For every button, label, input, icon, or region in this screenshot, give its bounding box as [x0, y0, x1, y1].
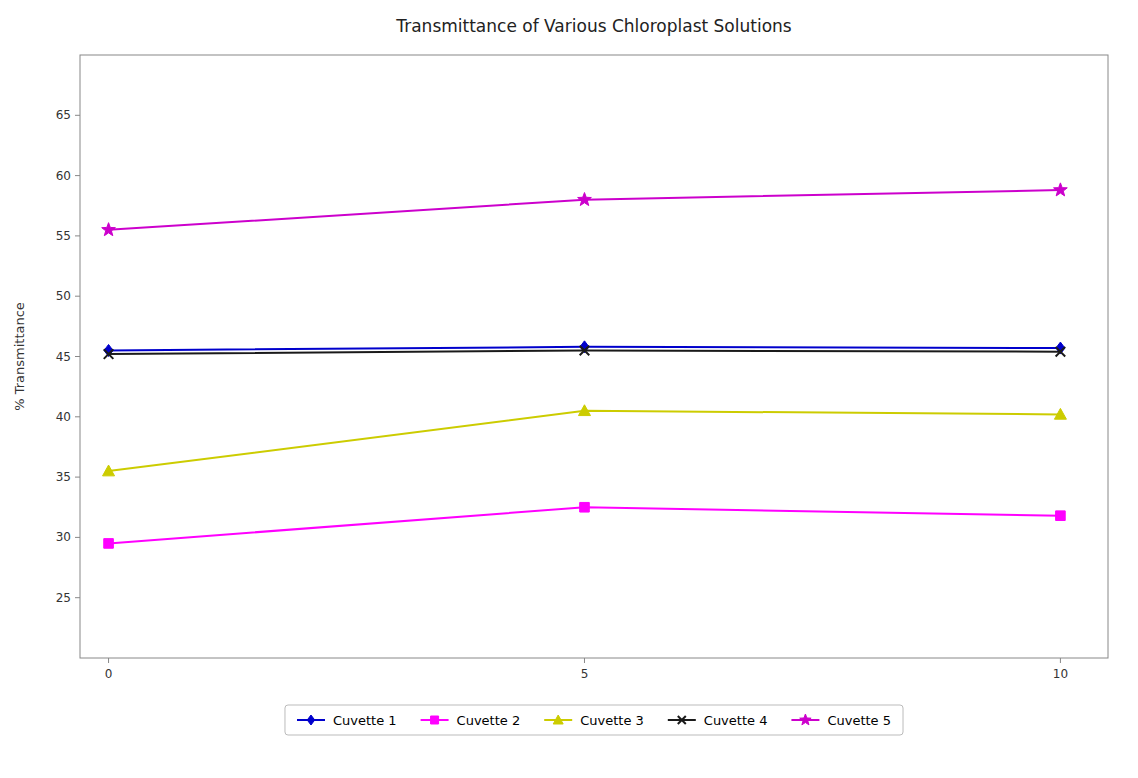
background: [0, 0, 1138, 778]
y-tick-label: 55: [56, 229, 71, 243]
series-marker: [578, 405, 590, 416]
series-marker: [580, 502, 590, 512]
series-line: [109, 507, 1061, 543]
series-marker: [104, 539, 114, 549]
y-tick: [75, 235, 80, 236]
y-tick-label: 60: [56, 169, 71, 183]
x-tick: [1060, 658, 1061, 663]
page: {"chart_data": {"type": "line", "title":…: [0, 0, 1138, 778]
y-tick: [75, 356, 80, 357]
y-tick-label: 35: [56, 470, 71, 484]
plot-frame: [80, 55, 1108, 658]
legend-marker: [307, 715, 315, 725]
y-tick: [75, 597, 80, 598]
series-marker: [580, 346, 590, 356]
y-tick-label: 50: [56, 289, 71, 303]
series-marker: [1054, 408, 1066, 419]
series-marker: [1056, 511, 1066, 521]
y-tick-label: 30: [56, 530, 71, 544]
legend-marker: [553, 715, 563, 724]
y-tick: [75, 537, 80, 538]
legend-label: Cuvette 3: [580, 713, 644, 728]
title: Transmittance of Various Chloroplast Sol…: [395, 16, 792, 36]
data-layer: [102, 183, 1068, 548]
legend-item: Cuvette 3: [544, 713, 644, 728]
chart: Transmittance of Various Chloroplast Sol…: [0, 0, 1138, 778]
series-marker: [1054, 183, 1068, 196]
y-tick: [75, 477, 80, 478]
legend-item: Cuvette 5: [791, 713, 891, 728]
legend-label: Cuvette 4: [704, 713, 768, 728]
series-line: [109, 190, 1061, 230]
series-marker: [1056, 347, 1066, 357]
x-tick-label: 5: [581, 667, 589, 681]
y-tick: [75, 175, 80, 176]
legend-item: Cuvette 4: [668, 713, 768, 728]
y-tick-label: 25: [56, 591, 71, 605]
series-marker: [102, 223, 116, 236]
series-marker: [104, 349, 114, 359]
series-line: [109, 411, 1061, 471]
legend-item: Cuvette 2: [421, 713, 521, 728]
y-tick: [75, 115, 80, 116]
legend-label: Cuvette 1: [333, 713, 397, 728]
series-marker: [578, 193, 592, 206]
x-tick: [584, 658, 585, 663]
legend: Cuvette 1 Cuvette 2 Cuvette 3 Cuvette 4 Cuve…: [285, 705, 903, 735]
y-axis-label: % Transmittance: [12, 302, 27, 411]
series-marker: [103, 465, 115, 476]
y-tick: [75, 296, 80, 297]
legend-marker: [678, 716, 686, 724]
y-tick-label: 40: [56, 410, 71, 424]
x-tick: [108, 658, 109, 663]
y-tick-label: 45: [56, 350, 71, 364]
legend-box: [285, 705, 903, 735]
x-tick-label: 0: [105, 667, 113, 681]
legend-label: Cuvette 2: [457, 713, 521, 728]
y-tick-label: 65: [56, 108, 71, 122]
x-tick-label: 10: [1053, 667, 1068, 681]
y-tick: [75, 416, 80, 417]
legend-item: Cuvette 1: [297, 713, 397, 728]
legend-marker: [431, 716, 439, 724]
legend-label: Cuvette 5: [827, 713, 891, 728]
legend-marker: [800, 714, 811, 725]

> [Task prompt]
Can you copy out every line of the rows above, unchanged, but leave out the picture?

> [Solution for this task]
For every button, label, input, icon, or region in this screenshot, give its bounding box as [x0, y0, x1, y1].
background: [0, 0, 1138, 778]
y-tick-label: 55: [56, 229, 71, 243]
series-marker: [578, 405, 590, 416]
series-marker: [580, 502, 590, 512]
series-line: [109, 507, 1061, 543]
series-marker: [104, 539, 114, 549]
y-tick: [75, 235, 80, 236]
y-tick-label: 60: [56, 169, 71, 183]
x-tick: [1060, 658, 1061, 663]
page: {"chart_data": {"type": "line", "title":…: [0, 0, 1138, 778]
y-tick: [75, 356, 80, 357]
y-tick-label: 35: [56, 470, 71, 484]
plot-frame: [80, 55, 1108, 658]
legend-marker: [307, 715, 315, 725]
y-tick: [75, 597, 80, 598]
series-marker: [580, 346, 590, 356]
y-tick-label: 50: [56, 289, 71, 303]
series-marker: [1054, 408, 1066, 419]
series-marker: [1056, 511, 1066, 521]
y-tick-label: 30: [56, 530, 71, 544]
legend-marker: [553, 715, 563, 724]
y-tick: [75, 537, 80, 538]
legend-label: Cuvette 3: [580, 713, 644, 728]
title: Transmittance of Various Chloroplast Sol…: [395, 16, 792, 36]
data-layer: [102, 183, 1068, 548]
legend-item: Cuvette 3: [544, 713, 644, 728]
chart: Transmittance of Various Chloroplast Sol…: [0, 0, 1138, 778]
series-marker: [1054, 183, 1068, 196]
y-tick: [75, 477, 80, 478]
legend-item: Cuvette 5: [791, 713, 891, 728]
legend-label: Cuvette 4: [704, 713, 768, 728]
series-line: [109, 190, 1061, 230]
series-marker: [1056, 347, 1066, 357]
x-tick-label: 5: [581, 667, 589, 681]
y-tick: [75, 175, 80, 176]
legend-item: Cuvette 4: [668, 713, 768, 728]
y-tick-label: 25: [56, 591, 71, 605]
series-marker: [102, 223, 116, 236]
series-marker: [104, 349, 114, 359]
series-line: [109, 411, 1061, 471]
legend-item: Cuvette 2: [421, 713, 521, 728]
y-tick: [75, 115, 80, 116]
legend-label: Cuvette 1: [333, 713, 397, 728]
series-marker: [578, 193, 592, 206]
x-tick: [584, 658, 585, 663]
legend: Cuvette 1 Cuvette 2 Cuvette 3 Cuvette 4 Cuve…: [285, 705, 903, 735]
y-axis-label: % Transmittance: [12, 302, 27, 411]
series-marker: [103, 465, 115, 476]
y-tick: [75, 296, 80, 297]
legend-marker: [678, 716, 686, 724]
y-tick-label: 40: [56, 410, 71, 424]
x-tick: [108, 658, 109, 663]
y-tick-label: 45: [56, 350, 71, 364]
legend-box: [285, 705, 903, 735]
x-tick-label: 0: [105, 667, 113, 681]
legend-label: Cuvette 2: [457, 713, 521, 728]
y-tick-label: 65: [56, 108, 71, 122]
x-tick-label: 10: [1053, 667, 1068, 681]
y-tick: [75, 416, 80, 417]
legend-item: Cuvette 1: [297, 713, 397, 728]
legend-marker: [431, 716, 439, 724]
legend-label: Cuvette 5: [827, 713, 891, 728]
legend-marker: [800, 714, 811, 725]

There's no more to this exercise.